— START DATASET ROWS —

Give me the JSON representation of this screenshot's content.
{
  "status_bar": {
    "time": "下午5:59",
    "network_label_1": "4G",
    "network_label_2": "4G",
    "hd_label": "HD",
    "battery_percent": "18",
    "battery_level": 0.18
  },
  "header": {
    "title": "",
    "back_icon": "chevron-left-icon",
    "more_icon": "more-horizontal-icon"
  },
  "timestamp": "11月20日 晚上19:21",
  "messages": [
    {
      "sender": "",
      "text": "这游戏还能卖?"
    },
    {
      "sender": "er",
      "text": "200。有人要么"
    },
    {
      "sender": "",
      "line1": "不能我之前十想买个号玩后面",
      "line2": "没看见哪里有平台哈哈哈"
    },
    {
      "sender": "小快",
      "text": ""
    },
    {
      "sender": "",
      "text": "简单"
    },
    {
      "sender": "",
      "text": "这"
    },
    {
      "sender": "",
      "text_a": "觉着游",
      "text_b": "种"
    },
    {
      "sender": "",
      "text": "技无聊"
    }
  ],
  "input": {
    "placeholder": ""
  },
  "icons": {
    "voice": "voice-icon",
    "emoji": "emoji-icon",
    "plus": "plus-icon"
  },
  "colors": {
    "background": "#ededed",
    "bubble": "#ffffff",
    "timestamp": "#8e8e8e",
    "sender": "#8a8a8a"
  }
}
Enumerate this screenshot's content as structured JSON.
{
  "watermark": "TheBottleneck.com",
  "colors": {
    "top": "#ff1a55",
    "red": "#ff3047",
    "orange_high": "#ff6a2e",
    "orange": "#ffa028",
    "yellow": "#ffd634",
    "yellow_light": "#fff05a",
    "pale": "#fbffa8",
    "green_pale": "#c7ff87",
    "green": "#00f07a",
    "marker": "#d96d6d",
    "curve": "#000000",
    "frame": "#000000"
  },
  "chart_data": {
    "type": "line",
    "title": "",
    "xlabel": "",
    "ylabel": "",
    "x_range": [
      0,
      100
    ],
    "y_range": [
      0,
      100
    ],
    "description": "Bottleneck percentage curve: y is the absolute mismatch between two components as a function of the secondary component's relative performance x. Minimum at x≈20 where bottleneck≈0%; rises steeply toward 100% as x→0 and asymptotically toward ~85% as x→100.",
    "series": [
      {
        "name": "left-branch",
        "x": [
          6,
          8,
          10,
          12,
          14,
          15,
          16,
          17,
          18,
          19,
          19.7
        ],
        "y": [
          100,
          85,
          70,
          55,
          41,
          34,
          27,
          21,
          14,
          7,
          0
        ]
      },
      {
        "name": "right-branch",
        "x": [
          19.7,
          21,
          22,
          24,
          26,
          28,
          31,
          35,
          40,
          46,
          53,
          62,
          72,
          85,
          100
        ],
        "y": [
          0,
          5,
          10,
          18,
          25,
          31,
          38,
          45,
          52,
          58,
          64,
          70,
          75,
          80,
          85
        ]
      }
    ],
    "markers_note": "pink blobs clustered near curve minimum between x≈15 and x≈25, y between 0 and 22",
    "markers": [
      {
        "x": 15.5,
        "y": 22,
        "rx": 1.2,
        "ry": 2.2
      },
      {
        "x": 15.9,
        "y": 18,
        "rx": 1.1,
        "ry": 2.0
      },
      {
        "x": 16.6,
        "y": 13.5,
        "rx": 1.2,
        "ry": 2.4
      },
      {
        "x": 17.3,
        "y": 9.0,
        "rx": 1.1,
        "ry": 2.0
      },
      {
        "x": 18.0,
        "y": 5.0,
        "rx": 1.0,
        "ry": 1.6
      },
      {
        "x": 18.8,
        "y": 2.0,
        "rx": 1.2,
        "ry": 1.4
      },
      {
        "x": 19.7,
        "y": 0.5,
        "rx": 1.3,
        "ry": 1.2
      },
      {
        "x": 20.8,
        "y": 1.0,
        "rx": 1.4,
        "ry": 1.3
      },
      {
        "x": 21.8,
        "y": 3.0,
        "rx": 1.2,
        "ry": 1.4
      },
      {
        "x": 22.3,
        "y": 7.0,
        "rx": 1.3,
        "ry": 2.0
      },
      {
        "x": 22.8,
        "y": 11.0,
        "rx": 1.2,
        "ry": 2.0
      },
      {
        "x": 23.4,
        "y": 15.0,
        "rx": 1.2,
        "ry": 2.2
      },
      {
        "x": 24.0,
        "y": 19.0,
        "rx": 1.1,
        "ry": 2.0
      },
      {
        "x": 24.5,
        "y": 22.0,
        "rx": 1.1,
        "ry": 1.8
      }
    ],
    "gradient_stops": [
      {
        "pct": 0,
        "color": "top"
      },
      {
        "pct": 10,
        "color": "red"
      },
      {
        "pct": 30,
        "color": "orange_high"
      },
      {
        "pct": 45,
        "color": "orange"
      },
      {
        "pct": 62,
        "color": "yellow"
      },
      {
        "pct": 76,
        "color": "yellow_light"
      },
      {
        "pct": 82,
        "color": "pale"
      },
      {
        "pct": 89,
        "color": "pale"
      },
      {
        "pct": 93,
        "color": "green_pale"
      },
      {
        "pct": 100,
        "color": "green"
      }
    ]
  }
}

— END DATASET ROWS —

#### [SHORT PROBLEM]
Extract the listing in its entirety and repeat it exactly.

#### [SOLUTION TO THE EXERCISE]
Give me the JSON representation of this screenshot's content.
{
  "status_bar": {
    "time": "下午5:59",
    "network_label_1": "4G",
    "network_label_2": "4G",
    "hd_label": "HD",
    "battery_percent": "18",
    "battery_level": 0.18
  },
  "header": {
    "title": "",
    "back_icon": "chevron-left-icon",
    "more_icon": "more-horizontal-icon"
  },
  "timestamp": "11月20日 晚上19:21",
  "messages": [
    {
      "sender": "",
      "text": "这游戏还能卖?"
    },
    {
      "sender": "er",
      "text": "200。有人要么"
    },
    {
      "sender": "",
      "line1": "不能我之前十想买个号玩后面",
      "line2": "没看见哪里有平台哈哈哈"
    },
    {
      "sender": "小快",
      "text": ""
    },
    {
      "sender": "",
      "text": "简单"
    },
    {
      "sender": "",
      "text": "这"
    },
    {
      "sender": "",
      "text_a": "觉着游",
      "text_b": "种"
    },
    {
      "sender": "",
      "text": "技无聊"
    }
  ],
  "input": {
    "placeholder": ""
  },
  "icons": {
    "voice": "voice-icon",
    "emoji": "emoji-icon",
    "plus": "plus-icon"
  },
  "colors": {
    "background": "#ededed",
    "bubble": "#ffffff",
    "timestamp": "#8e8e8e",
    "sender": "#8a8a8a"
  }
}
Enumerate this screenshot's content as structured JSON.
{
  "watermark": "TheBottleneck.com",
  "colors": {
    "top": "#ff1a55",
    "red": "#ff3047",
    "orange_high": "#ff6a2e",
    "orange": "#ffa028",
    "yellow": "#ffd634",
    "yellow_light": "#fff05a",
    "pale": "#fbffa8",
    "green_pale": "#c7ff87",
    "green": "#00f07a",
    "marker": "#d96d6d",
    "curve": "#000000",
    "frame": "#000000"
  },
  "chart_data": {
    "type": "line",
    "title": "",
    "xlabel": "",
    "ylabel": "",
    "x_range": [
      0,
      100
    ],
    "y_range": [
      0,
      100
    ],
    "description": "Bottleneck percentage curve: y is the absolute mismatch between two components as a function of the secondary component's relative performance x. Minimum at x≈20 where bottleneck≈0%; rises steeply toward 100% as x→0 and asymptotically toward ~85% as x→100.",
    "series": [
      {
        "name": "left-branch",
        "x": [
          6,
          8,
          10,
          12,
          14,
          15,
          16,
          17,
          18,
          19,
          19.7
        ],
        "y": [
          100,
          85,
          70,
          55,
          41,
          34,
          27,
          21,
          14,
          7,
          0
        ]
      },
      {
        "name": "right-branch",
        "x": [
          19.7,
          21,
          22,
          24,
          26,
          28,
          31,
          35,
          40,
          46,
          53,
          62,
          72,
          85,
          100
        ],
        "y": [
          0,
          5,
          10,
          18,
          25,
          31,
          38,
          45,
          52,
          58,
          64,
          70,
          75,
          80,
          85
        ]
      }
    ],
    "markers_note": "pink blobs clustered near curve minimum between x≈15 and x≈25, y between 0 and 22",
    "markers": [
      {
        "x": 15.5,
        "y": 22,
        "rx": 1.2,
        "ry": 2.2
      },
      {
        "x": 15.9,
        "y": 18,
        "rx": 1.1,
        "ry": 2.0
      },
      {
        "x": 16.6,
        "y": 13.5,
        "rx": 1.2,
        "ry": 2.4
      },
      {
        "x": 17.3,
        "y": 9.0,
        "rx": 1.1,
        "ry": 2.0
      },
      {
        "x": 18.0,
        "y": 5.0,
        "rx": 1.0,
        "ry": 1.6
      },
      {
        "x": 18.8,
        "y": 2.0,
        "rx": 1.2,
        "ry": 1.4
      },
      {
        "x": 19.7,
        "y": 0.5,
        "rx": 1.3,
        "ry": 1.2
      },
      {
        "x": 20.8,
        "y": 1.0,
        "rx": 1.4,
        "ry": 1.3
      },
      {
        "x": 21.8,
        "y": 3.0,
        "rx": 1.2,
        "ry": 1.4
      },
      {
        "x": 22.3,
        "y": 7.0,
        "rx": 1.3,
        "ry": 2.0
      },
      {
        "x": 22.8,
        "y": 11.0,
        "rx": 1.2,
        "ry": 2.0
      },
      {
        "x": 23.4,
        "y": 15.0,
        "rx": 1.2,
        "ry": 2.2
      },
      {
        "x": 24.0,
        "y": 19.0,
        "rx": 1.1,
        "ry": 2.0
      },
      {
        "x": 24.5,
        "y": 22.0,
        "rx": 1.1,
        "ry": 1.8
      }
    ],
    "gradient_stops": [
      {
        "pct": 0,
        "color": "top"
      },
      {
        "pct": 10,
        "color": "red"
      },
      {
        "pct": 30,
        "color": "orange_high"
      },
      {
        "pct": 45,
        "color": "orange"
      },
      {
        "pct": 62,
        "color": "yellow"
      },
      {
        "pct": 76,
        "color": "yellow_light"
      },
      {
        "pct": 82,
        "color": "pale"
      },
      {
        "pct": 89,
        "color": "pale"
      },
      {
        "pct": 93,
        "color": "green_pale"
      },
      {
        "pct": 100,
        "color": "green"
      }
    ]
  }
}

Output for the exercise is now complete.